| WORK TO BE COMPLETED |
Go through the records below line by line, counting those that contain the word "variance"; answer with the count only.

| MATERIAL TO PROCESS |
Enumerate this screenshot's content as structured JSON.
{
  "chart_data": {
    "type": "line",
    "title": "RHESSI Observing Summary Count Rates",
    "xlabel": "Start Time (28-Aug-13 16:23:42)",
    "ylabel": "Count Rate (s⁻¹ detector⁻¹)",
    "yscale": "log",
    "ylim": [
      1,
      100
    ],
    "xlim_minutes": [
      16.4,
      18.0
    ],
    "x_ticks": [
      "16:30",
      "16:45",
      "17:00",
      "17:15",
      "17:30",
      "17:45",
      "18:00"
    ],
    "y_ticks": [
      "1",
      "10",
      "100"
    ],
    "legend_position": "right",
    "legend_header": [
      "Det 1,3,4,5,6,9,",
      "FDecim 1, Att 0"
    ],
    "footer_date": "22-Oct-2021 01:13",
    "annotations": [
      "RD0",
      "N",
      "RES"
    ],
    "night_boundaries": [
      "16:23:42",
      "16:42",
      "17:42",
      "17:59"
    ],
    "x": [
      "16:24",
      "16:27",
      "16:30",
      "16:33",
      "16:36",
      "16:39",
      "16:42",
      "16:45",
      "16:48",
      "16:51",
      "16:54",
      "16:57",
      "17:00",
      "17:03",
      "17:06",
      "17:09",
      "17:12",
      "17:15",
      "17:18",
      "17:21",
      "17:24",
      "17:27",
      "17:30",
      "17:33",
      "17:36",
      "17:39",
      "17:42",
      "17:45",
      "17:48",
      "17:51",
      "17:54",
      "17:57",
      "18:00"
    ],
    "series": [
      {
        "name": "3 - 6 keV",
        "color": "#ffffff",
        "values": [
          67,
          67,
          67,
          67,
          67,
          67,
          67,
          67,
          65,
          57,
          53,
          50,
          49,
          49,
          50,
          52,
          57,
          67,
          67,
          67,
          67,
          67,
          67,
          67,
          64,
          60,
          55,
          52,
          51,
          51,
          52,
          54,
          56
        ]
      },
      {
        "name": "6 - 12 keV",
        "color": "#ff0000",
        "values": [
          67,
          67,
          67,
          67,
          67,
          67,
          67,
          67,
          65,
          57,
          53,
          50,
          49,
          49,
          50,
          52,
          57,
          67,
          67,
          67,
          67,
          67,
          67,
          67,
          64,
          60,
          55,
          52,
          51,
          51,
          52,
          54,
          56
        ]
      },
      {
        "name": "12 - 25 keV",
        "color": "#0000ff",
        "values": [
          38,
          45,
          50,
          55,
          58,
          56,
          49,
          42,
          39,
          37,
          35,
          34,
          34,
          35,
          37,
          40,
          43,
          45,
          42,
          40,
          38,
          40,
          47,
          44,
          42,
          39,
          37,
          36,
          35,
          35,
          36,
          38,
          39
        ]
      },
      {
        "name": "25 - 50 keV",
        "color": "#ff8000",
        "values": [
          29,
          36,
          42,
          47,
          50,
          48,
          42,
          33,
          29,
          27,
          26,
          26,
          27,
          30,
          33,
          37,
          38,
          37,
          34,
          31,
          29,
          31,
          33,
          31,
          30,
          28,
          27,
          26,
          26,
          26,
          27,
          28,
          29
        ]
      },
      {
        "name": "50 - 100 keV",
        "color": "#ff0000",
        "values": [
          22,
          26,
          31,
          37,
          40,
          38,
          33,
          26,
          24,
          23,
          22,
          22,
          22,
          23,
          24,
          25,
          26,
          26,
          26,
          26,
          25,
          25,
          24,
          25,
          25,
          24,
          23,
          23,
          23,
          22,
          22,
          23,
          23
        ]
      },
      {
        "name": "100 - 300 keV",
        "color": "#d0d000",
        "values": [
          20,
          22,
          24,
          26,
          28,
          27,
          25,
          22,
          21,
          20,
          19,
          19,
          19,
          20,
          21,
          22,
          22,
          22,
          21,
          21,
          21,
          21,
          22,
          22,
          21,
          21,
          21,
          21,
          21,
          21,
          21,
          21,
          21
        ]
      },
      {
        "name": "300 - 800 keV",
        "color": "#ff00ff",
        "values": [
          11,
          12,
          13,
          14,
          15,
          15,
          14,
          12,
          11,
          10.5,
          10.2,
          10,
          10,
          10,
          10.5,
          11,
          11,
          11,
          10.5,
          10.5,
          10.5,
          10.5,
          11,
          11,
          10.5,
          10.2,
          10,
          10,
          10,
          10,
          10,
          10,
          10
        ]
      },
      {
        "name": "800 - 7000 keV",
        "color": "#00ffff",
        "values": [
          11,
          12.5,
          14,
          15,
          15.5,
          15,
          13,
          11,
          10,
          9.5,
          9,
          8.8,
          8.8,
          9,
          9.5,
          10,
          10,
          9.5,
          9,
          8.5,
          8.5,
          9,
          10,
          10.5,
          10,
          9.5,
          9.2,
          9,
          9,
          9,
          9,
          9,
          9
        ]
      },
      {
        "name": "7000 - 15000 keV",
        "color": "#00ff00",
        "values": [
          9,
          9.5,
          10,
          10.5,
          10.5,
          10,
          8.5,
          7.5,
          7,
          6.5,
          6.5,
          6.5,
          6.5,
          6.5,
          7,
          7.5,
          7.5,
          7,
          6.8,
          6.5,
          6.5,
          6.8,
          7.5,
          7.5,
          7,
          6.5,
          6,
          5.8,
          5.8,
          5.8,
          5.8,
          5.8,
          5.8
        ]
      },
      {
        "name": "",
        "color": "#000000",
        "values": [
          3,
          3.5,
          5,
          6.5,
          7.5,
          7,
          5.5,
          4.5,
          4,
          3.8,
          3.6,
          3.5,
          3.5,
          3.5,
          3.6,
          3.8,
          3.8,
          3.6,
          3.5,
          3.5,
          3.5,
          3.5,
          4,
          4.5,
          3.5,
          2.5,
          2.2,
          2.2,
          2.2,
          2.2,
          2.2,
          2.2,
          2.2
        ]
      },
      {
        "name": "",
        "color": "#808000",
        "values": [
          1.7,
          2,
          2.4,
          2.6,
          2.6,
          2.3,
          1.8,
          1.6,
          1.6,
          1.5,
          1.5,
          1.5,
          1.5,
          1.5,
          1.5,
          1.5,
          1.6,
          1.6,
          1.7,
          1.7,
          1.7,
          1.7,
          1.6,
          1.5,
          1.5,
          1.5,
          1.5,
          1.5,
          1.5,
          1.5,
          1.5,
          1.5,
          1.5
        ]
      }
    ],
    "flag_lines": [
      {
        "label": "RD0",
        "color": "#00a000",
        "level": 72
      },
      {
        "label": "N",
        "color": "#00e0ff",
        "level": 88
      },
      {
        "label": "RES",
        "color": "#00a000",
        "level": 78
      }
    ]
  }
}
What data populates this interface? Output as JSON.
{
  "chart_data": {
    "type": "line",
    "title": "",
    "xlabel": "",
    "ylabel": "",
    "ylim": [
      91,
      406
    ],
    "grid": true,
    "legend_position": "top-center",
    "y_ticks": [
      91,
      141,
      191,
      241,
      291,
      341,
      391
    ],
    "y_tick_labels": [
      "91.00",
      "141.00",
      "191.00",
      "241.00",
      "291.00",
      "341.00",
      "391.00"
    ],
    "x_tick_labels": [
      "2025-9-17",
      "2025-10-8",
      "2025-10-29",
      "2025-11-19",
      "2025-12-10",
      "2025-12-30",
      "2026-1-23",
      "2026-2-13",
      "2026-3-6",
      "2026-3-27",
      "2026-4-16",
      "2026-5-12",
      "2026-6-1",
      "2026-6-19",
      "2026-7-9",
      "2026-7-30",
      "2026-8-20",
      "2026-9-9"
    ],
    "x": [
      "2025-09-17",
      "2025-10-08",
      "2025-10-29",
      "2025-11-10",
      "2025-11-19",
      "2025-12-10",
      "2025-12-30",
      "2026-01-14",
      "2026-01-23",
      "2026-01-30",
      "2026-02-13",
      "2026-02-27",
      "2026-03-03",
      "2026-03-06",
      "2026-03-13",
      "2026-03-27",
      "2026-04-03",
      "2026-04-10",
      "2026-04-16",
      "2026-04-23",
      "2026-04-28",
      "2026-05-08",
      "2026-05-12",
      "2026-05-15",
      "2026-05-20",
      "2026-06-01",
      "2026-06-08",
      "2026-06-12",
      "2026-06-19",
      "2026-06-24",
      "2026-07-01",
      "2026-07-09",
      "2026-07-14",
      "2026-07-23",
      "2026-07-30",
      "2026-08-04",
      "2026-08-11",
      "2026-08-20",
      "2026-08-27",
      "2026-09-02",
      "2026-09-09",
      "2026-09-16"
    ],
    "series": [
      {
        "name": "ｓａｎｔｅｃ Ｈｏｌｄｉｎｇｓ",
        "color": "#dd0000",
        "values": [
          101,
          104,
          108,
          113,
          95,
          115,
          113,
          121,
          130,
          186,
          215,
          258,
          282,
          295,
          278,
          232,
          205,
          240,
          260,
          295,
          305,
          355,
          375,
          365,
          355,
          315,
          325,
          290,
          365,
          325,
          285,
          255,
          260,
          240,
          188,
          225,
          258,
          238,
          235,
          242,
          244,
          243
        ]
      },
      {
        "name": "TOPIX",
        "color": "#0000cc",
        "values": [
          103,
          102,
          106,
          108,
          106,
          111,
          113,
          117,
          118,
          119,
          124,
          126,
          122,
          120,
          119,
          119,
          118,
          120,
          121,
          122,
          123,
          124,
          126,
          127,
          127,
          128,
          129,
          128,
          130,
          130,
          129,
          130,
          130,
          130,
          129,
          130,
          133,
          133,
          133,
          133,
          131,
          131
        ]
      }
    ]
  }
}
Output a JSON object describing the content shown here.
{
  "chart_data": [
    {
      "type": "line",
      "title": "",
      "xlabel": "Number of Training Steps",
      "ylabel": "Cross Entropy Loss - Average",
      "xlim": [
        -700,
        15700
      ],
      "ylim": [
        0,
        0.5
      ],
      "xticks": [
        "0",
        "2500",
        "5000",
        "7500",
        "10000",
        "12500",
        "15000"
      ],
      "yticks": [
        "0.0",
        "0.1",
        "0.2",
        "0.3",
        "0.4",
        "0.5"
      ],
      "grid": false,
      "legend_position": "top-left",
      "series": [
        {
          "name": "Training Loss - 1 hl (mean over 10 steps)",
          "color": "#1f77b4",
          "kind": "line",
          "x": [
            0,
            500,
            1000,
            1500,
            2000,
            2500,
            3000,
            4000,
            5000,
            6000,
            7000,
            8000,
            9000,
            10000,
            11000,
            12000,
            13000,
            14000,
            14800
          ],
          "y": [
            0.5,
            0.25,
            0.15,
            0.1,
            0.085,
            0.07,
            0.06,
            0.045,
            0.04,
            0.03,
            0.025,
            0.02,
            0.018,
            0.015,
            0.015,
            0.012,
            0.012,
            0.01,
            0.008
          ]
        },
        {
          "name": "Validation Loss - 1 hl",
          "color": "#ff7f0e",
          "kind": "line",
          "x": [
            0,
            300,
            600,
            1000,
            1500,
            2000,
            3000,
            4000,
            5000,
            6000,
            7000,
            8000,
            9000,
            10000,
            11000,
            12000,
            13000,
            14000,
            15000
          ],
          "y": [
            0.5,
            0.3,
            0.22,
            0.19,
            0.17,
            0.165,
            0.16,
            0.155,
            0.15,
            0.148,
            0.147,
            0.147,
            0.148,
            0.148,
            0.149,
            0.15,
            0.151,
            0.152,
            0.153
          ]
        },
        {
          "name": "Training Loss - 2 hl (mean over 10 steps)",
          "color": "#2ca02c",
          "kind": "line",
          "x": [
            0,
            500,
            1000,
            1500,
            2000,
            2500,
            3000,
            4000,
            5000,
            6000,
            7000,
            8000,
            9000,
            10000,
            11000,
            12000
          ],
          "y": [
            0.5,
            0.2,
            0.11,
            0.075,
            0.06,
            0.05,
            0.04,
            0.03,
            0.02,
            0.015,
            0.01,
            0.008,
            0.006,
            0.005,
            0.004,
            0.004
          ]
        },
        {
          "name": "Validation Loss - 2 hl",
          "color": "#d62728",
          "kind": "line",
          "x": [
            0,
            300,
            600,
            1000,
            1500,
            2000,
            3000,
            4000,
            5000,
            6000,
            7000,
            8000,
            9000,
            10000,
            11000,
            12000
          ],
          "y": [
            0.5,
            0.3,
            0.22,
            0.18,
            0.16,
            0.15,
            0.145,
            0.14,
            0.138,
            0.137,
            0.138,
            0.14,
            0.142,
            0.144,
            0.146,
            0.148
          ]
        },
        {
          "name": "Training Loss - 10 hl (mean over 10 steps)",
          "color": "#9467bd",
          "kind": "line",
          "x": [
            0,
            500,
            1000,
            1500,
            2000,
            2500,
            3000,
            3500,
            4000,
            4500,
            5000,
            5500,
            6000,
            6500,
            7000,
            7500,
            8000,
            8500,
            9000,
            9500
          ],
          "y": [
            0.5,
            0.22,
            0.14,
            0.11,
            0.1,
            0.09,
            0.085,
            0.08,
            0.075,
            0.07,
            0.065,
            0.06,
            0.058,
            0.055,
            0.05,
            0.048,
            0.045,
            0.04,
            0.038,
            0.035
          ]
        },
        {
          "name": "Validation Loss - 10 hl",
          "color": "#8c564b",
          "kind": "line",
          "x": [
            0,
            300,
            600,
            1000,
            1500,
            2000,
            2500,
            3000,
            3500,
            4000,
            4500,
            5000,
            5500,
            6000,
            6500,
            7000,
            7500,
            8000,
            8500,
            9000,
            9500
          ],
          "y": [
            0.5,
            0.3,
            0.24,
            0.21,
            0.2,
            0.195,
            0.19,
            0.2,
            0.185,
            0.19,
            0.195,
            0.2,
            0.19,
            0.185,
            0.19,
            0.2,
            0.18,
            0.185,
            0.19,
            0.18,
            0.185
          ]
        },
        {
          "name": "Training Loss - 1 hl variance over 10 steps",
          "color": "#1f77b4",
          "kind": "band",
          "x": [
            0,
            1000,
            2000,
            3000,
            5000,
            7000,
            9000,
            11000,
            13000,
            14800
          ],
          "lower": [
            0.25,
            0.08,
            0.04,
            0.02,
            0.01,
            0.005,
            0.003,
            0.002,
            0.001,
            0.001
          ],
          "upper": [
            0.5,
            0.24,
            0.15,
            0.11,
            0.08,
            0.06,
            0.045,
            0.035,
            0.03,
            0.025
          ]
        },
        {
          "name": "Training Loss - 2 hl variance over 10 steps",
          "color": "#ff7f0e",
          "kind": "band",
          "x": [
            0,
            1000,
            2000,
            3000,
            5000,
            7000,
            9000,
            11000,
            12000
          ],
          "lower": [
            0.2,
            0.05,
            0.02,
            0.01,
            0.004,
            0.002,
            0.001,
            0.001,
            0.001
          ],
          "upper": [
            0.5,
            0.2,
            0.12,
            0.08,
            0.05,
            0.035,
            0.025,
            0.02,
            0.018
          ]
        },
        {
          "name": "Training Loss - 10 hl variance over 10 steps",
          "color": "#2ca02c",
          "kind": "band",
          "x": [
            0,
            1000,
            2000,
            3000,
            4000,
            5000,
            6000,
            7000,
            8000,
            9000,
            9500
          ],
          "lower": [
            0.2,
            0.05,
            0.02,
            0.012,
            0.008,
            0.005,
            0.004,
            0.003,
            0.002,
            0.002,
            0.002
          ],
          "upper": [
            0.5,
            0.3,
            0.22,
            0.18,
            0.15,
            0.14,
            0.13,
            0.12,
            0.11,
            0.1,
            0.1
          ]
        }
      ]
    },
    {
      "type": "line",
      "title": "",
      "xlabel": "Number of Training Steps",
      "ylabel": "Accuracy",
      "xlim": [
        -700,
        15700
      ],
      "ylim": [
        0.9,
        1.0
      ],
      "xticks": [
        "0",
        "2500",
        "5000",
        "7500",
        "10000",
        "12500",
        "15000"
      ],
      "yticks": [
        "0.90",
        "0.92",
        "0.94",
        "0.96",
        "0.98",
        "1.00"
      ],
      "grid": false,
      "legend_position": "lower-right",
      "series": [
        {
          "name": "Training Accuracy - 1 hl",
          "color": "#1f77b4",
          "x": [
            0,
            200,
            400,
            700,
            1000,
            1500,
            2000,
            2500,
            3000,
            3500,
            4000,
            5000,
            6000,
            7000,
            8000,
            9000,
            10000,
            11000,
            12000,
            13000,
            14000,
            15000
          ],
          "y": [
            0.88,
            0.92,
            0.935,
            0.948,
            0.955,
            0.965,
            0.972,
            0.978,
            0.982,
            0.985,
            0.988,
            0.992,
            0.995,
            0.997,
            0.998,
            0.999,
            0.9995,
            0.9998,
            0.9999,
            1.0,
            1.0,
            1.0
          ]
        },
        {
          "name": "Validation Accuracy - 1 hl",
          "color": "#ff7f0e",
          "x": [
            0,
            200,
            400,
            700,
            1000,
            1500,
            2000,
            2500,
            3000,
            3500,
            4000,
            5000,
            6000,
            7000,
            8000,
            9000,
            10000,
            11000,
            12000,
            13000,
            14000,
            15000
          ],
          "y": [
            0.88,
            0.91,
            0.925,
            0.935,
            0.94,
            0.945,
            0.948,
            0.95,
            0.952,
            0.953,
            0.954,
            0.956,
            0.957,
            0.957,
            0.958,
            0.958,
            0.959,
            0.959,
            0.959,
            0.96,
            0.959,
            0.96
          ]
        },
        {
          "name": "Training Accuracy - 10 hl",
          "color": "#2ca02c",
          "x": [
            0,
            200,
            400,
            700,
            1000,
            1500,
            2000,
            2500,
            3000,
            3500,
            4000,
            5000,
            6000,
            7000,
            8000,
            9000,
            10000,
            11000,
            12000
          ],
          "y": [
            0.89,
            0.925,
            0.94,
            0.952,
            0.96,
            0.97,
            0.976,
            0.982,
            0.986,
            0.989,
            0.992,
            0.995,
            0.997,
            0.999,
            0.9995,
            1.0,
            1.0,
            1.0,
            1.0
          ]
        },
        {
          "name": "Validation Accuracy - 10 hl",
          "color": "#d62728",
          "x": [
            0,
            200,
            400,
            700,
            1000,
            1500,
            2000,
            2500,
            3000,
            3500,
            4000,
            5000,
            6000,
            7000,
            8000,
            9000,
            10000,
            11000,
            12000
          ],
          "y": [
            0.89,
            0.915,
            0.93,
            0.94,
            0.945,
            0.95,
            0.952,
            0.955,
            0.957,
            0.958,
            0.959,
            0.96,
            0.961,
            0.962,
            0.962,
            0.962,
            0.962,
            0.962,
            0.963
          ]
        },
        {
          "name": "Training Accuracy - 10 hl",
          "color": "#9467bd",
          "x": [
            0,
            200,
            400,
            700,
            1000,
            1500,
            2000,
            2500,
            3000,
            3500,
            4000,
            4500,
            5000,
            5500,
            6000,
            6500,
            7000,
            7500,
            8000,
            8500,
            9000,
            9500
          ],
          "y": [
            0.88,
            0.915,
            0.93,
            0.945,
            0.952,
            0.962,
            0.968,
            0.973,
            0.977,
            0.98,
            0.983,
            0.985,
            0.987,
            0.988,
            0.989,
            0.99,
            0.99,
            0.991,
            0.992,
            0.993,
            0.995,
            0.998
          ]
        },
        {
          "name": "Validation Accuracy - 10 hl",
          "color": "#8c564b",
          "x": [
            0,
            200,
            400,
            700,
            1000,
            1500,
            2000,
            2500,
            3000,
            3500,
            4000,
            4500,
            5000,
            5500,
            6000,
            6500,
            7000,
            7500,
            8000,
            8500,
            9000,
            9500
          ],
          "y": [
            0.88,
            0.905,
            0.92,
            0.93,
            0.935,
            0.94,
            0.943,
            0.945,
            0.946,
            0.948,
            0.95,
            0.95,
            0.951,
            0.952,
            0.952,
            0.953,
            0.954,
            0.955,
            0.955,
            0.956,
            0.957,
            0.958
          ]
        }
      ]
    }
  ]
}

| CORRECT RESPONSE |
3